What this task involves. Leave every picture out and write out the records below exactly.

-- BEGIN Data --

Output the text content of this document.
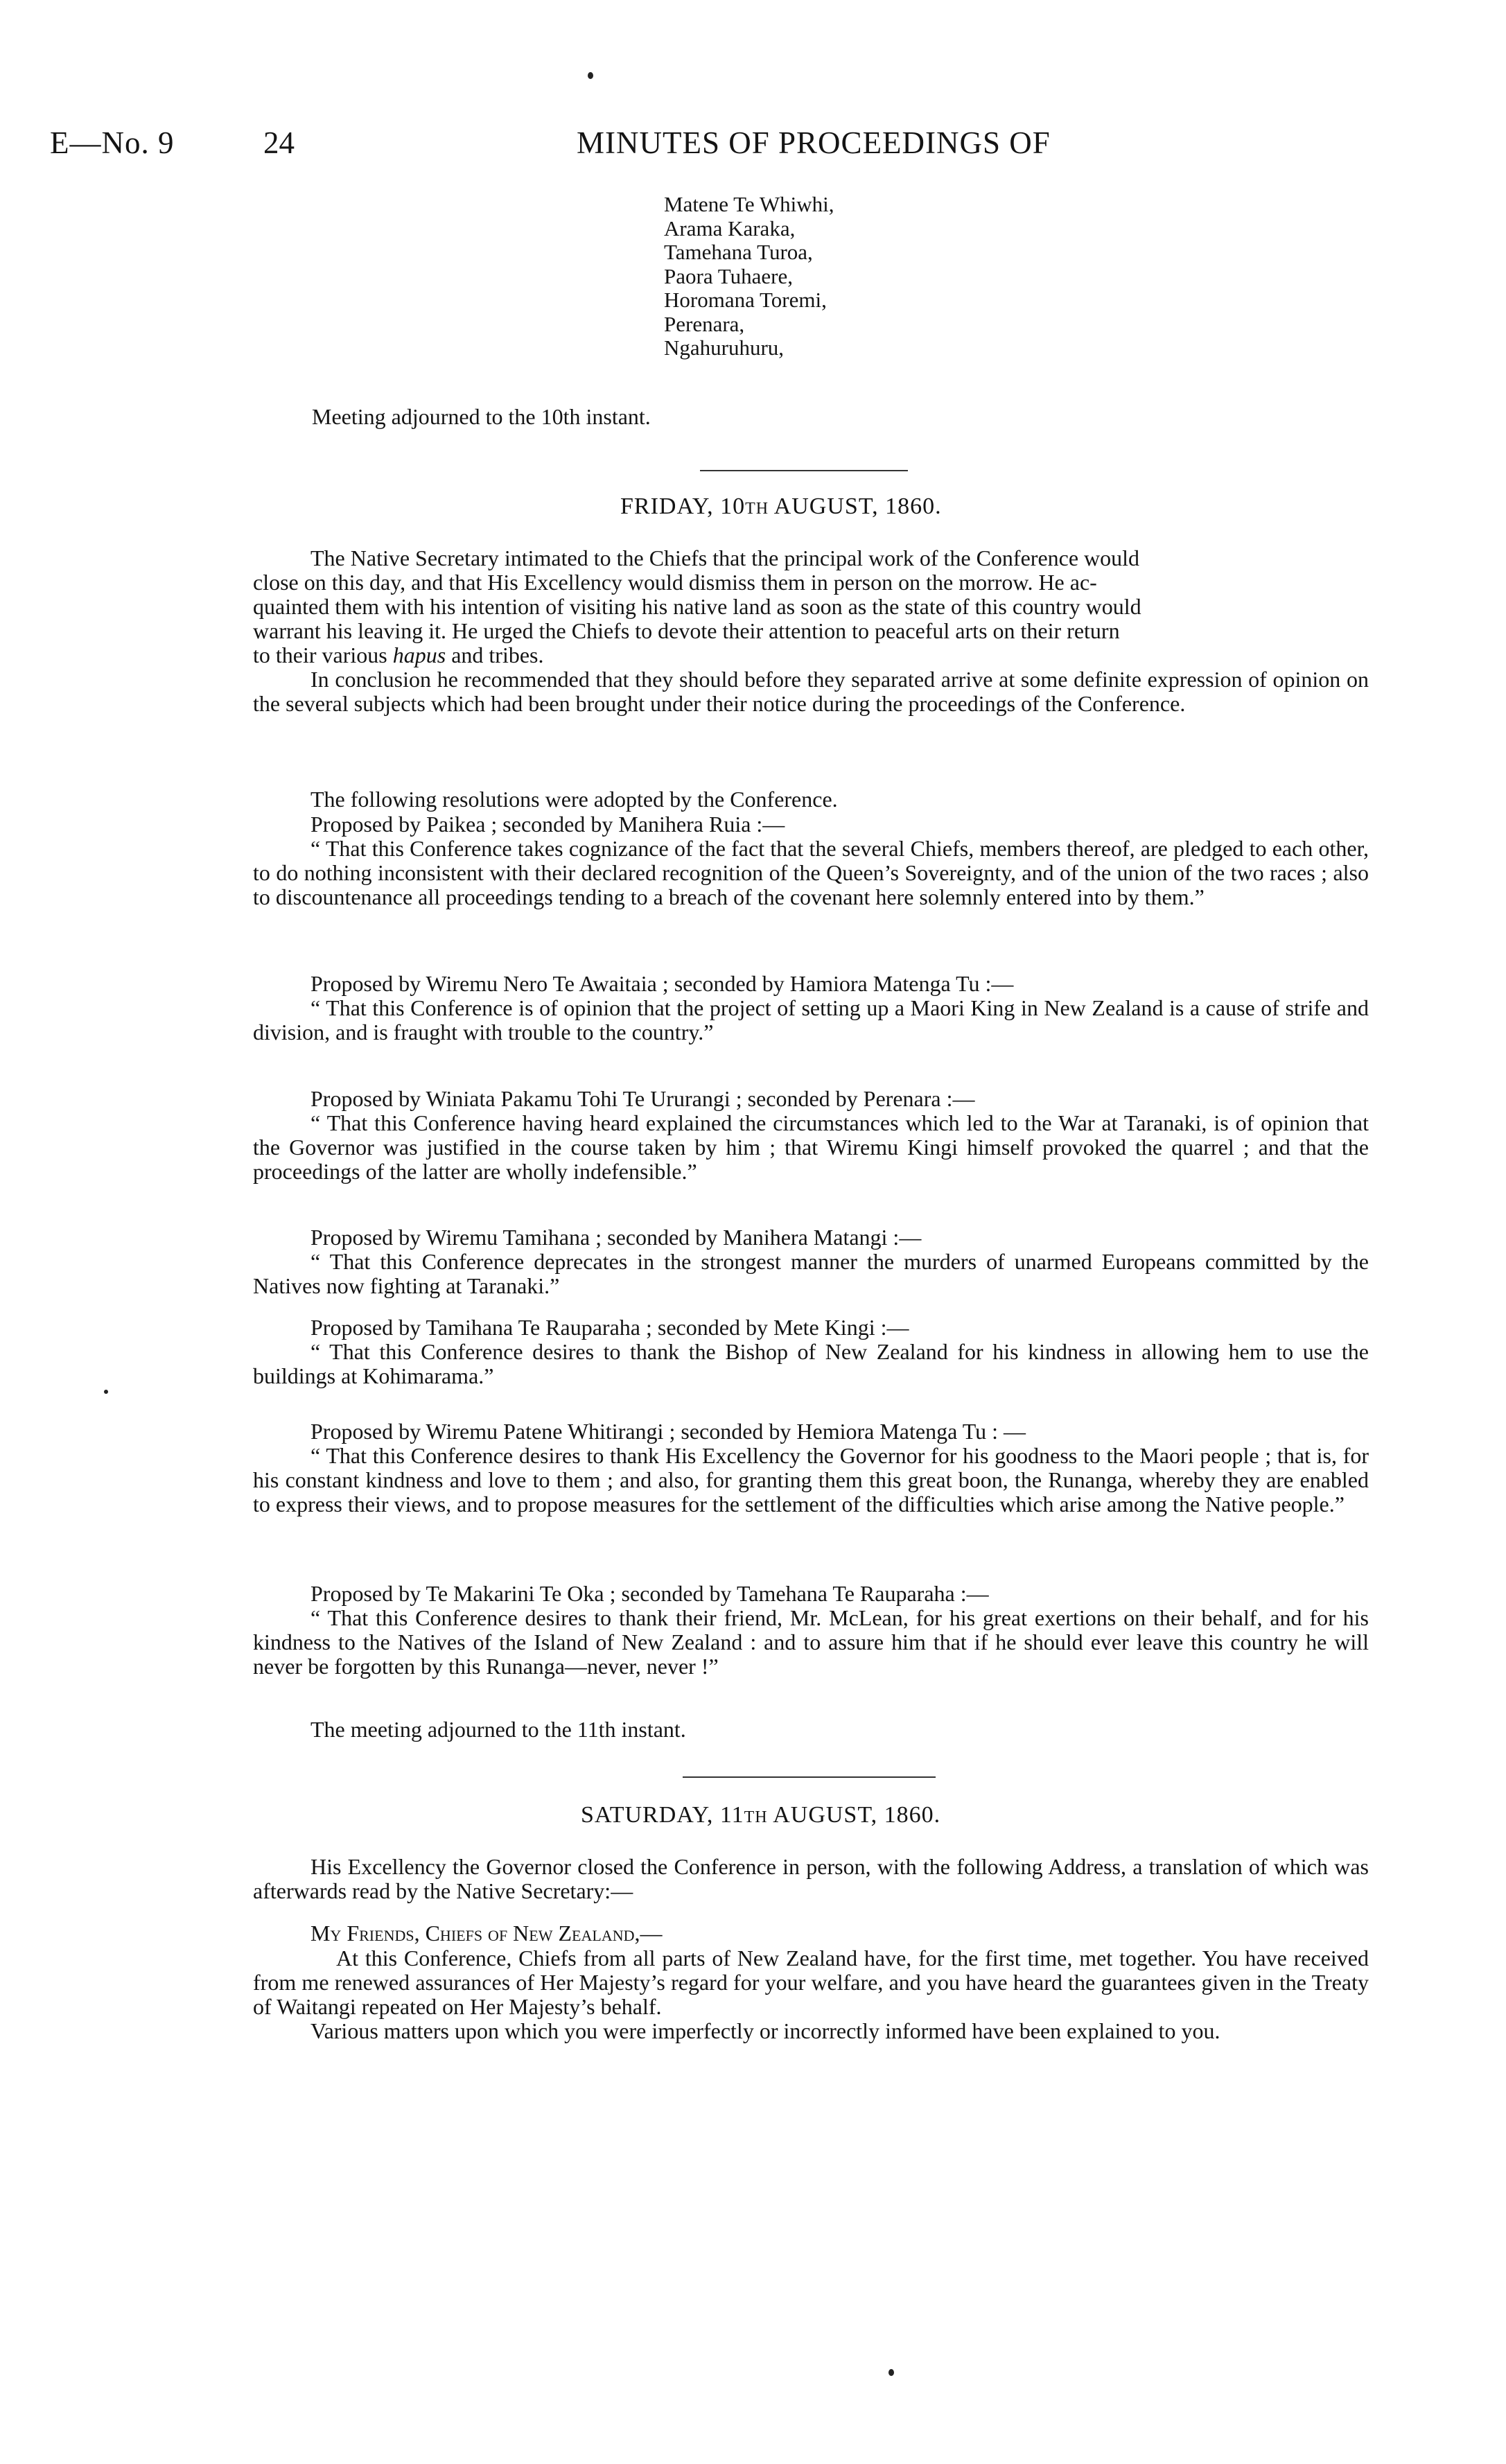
E—No. 9	24	MINUTES OF PROCEEDINGS OF
Matene Te Whiwhi,
Arama Karaka,
Tamehana Turoa,
Paora Tuhaere,
Horomana Toremi,
Perenara,
Ngahuruhuru,
Meeting adjourned to the 10th instant.
FRIDAY, 10TH AUGUST, 1860.
The Native Secretary intimated to the Chiefs that the principal work of the Conference would
close on this day, and that His Excellency would dismiss them in person on the morrow. He ac-
quainted them with his intention of visiting his native land as soon as the state of this country would
warrant his leaving it. He urged the Chiefs to devote their attention to peaceful arts on their return
to their various hapus and tribes.
In conclusion he recommended that they should before they separated arrive at some definite expression of opinion on the several subjects which had been brought under their notice during the proceedings of the Conference.
The following resolutions were adopted by the Conference.
Proposed by Paikea ; seconded by Manihera Ruia :—
“ That this Conference takes cognizance of the fact that the several Chiefs, members thereof, are pledged to each other, to do nothing inconsistent with their declared recognition of the Queen’s Sovereignty, and of the union of the two races ; also to discountenance all proceedings tending to a breach of the covenant here solemnly entered into by them.”
Proposed by Wiremu Nero Te Awaitaia ; seconded by Hamiora Matenga Tu :—
“ That this Conference is of opinion that the project of setting up a Maori King in New Zealand is a cause of strife and division, and is fraught with trouble to the country.”
Proposed by Winiata Pakamu Tohi Te Ururangi ; seconded by Perenara :—
“ That this Conference having heard explained the circumstances which led to the War at Taranaki, is of opinion that the Governor was justified in the course taken by him ; that Wiremu Kingi himself provoked the quarrel ; and that the proceedings of the latter are wholly indefensible.”
Proposed by Wiremu Tamihana ; seconded by Manihera Matangi :—
“ That this Conference deprecates in the strongest manner the murders of unarmed Europeans committed by the Natives now fighting at Taranaki.”
Proposed by Tamihana Te Rauparaha ; seconded by Mete Kingi :—
“ That this Conference desires to thank the Bishop of New Zealand for his kindness in allowing hem to use the buildings at Kohimarama.”
Proposed by Wiremu Patene Whitirangi ; seconded by Hemiora Matenga Tu : —
“ That this Conference desires to thank His Excellency the Governor for his goodness to the Maori people ; that is, for his constant kindness and love to them ; and also, for granting them this great boon, the Runanga, whereby they are enabled to express their views, and to propose measures for the settlement of the difficulties which arise among the Native people.”
Proposed by Te Makarini Te Oka ; seconded by Tamehana Te Rauparaha :—
“ That this Conference desires to thank their friend, Mr. McLean, for his great exertions on their behalf, and for his kindness to the Natives of the Island of New Zealand : and to assure him that if he should ever leave this country he will never be forgotten by this Runanga—never, never !”
The meeting adjourned to the 11th instant.
SATURDAY, 11TH AUGUST, 1860.
His Excellency the Governor closed the Conference in person, with the following Address, a translation of which was afterwards read by the Native Secretary:—
My Friends, Chiefs of New Zealand,—
At this Conference, Chiefs from all parts of New Zealand have, for the first time, met together. You have received from me renewed assurances of Her Majesty’s regard for your welfare, and you have heard the guarantees given in the Treaty of Waitangi repeated on Her Majesty’s behalf.
Various matters upon which you were imperfectly or incorrectly informed have been explained to you.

-- END Data --

Worked answer.
Output the text content of this document.
E—No. 9	24	MINUTES OF PROCEEDINGS OF
Matene Te Whiwhi,
Arama Karaka,
Tamehana Turoa,
Paora Tuhaere,
Horomana Toremi,
Perenara,
Ngahuruhuru,
Meeting adjourned to the 10th instant.
FRIDAY, 10TH AUGUST, 1860.
The Native Secretary intimated to the Chiefs that the principal work of the Conference would
close on this day, and that His Excellency would dismiss them in person on the morrow. He ac-
quainted them with his intention of visiting his native land as soon as the state of this country would
warrant his leaving it. He urged the Chiefs to devote their attention to peaceful arts on their return
to their various hapus and tribes.
In conclusion he recommended that they should before they separated arrive at some definite expression of opinion on the several subjects which had been brought under their notice during the proceedings of the Conference.
The following resolutions were adopted by the Conference.
Proposed by Paikea ; seconded by Manihera Ruia :—
“ That this Conference takes cognizance of the fact that the several Chiefs, members thereof, are pledged to each other, to do nothing inconsistent with their declared recognition of the Queen’s Sovereignty, and of the union of the two races ; also to discountenance all proceedings tending to a breach of the covenant here solemnly entered into by them.”
Proposed by Wiremu Nero Te Awaitaia ; seconded by Hamiora Matenga Tu :—
“ That this Conference is of opinion that the project of setting up a Maori King in New Zealand is a cause of strife and division, and is fraught with trouble to the country.”
Proposed by Winiata Pakamu Tohi Te Ururangi ; seconded by Perenara :—
“ That this Conference having heard explained the circumstances which led to the War at Taranaki, is of opinion that the Governor was justified in the course taken by him ; that Wiremu Kingi himself provoked the quarrel ; and that the proceedings of the latter are wholly indefensible.”
Proposed by Wiremu Tamihana ; seconded by Manihera Matangi :—
“ That this Conference deprecates in the strongest manner the murders of unarmed Europeans committed by the Natives now fighting at Taranaki.”
Proposed by Tamihana Te Rauparaha ; seconded by Mete Kingi :—
“ That this Conference desires to thank the Bishop of New Zealand for his kindness in allowing hem to use the buildings at Kohimarama.”
Proposed by Wiremu Patene Whitirangi ; seconded by Hemiora Matenga Tu : —
“ That this Conference desires to thank His Excellency the Governor for his goodness to the Maori people ; that is, for his constant kindness and love to them ; and also, for granting them this great boon, the Runanga, whereby they are enabled to express their views, and to propose measures for the settlement of the difficulties which arise among the Native people.”
Proposed by Te Makarini Te Oka ; seconded by Tamehana Te Rauparaha :—
“ That this Conference desires to thank their friend, Mr. McLean, for his great exertions on their behalf, and for his kindness to the Natives of the Island of New Zealand : and to assure him that if he should ever leave this country he will never be forgotten by this Runanga—never, never !”
The meeting adjourned to the 11th instant.
SATURDAY, 11TH AUGUST, 1860.
His Excellency the Governor closed the Conference in person, with the following Address, a translation of which was afterwards read by the Native Secretary:—
My Friends, Chiefs of New Zealand,—
At this Conference, Chiefs from all parts of New Zealand have, for the first time, met together. You have received from me renewed assurances of Her Majesty’s regard for your welfare, and you have heard the guarantees given in the Treaty of Waitangi repeated on Her Majesty’s behalf.
Various matters upon which you were imperfectly or incorrectly informed have been explained to you.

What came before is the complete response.